Aims of financial management
The financial management of the MLP Group is performed by the central Treasury department in cooperation with the Controlling and Risk Management departments. Our primary objective here is to secure the liquidity of the Group at all times, control the risks involved using the various financial instruments and optimise Group-wide cash management. To this end, we employ a system of rolling liquidity planning with a time frame of 15 to 18 months.
No liabilities or receivables in foreign currencies
There were no significant liabilities or receivables in foreign currencies during the reporting period, as we generate almost 100% of total income in the eurozone. It is therefore not necessary for us to hedge net items in foreign currencies by means of hedging instruments. You can find details on the financial risks in the "Financial risk management" chapter.

### Required tasks
1. In the financial management text, what time frame does the rolling liquidity planning cover?
2. Please output the financial management text word for word, starting at "Aims of financial" and ending at "to 18 months.".
The data after this has no connection to the financial management text.

### Image layout annotations
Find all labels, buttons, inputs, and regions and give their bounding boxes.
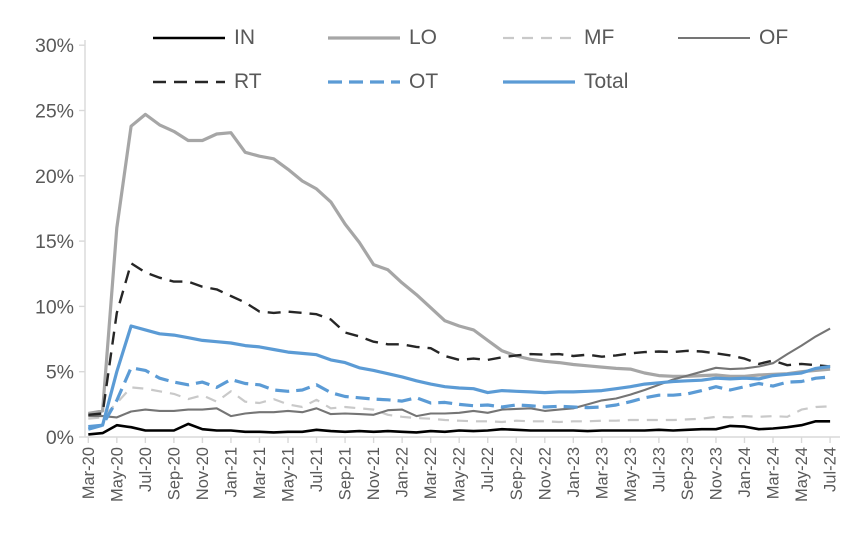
x-axis-tick-label: Jan-21 [222,447,240,497]
x-axis-tick-label: Mar-23 [593,447,611,499]
y-axis-tick-label: 10% [35,296,74,318]
y-axis-tick-label: 30% [35,35,74,57]
x-axis-tick-label: Nov-21 [365,447,383,500]
series-line-mf [88,386,831,424]
x-axis-tick-label: Mar-20 [80,447,98,499]
x-axis-tick-label: May-24 [793,447,811,502]
x-axis-tick-label: Sep-22 [508,447,526,500]
x-axis-tick-label: Jul-20 [137,447,155,492]
x-axis-tick-label: Nov-23 [707,447,725,500]
x-axis-tick-label: Jul-22 [479,447,497,492]
series-line-in [88,419,831,436]
y-axis-tick-label: 0% [46,427,74,449]
x-axis-tick-label: Mar-24 [765,447,783,499]
x-axis-tick-label: May-20 [108,447,126,502]
x-axis-tick-label: Jul-21 [308,447,326,492]
x-axis-tick-label: Jan-22 [394,447,412,497]
x-axis-tick-label: Sep-20 [165,447,183,500]
series-line-total [88,324,831,429]
y-axis-tick-label: 5% [46,362,74,384]
series-line-ot [87,366,831,431]
series-line-of [88,327,831,419]
x-axis-tick-label: Sep-21 [337,447,355,500]
x-axis-tick-label: Jul-24 [822,447,840,492]
x-axis-tick-label: May-21 [280,447,298,502]
x-axis-tick-label: Mar-21 [251,447,269,499]
y-axis-tick-label: 15% [35,231,74,253]
y-axis-tick-label: 25% [35,101,74,123]
x-axis-tick-label: Jul-23 [650,447,668,492]
x-axis-tick-label: Nov-22 [536,447,554,500]
series-line-rt [88,262,831,416]
y-axis-tick-label: 20% [35,166,74,188]
x-axis-tick-label: Sep-23 [679,447,697,500]
x-axis-tick-label: May-22 [451,447,469,502]
x-axis-tick-label: May-23 [622,447,640,502]
x-axis-tick-label: Nov-20 [194,447,212,500]
series-line-lo [88,112,831,416]
x-axis-tick-label: Mar-22 [422,447,440,499]
x-axis-tick-label: Jan-24 [736,447,754,497]
x-axis-tick-label: Jan-23 [565,447,583,497]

### Full solutions
1. 15 to 18 months

2.
Aims of financial management
The financial management of the MLP Group is performed by the central Treasury department in cooperation with the Controlling and Risk Management departments. Our primary objective here is to secure the liquidity of the Group at all times, control the risks involved using the various financial instruments and optimise Group-wide cash management. To this end, we employ a system of rolling liquidity planning with a time frame of 15 to 18 months.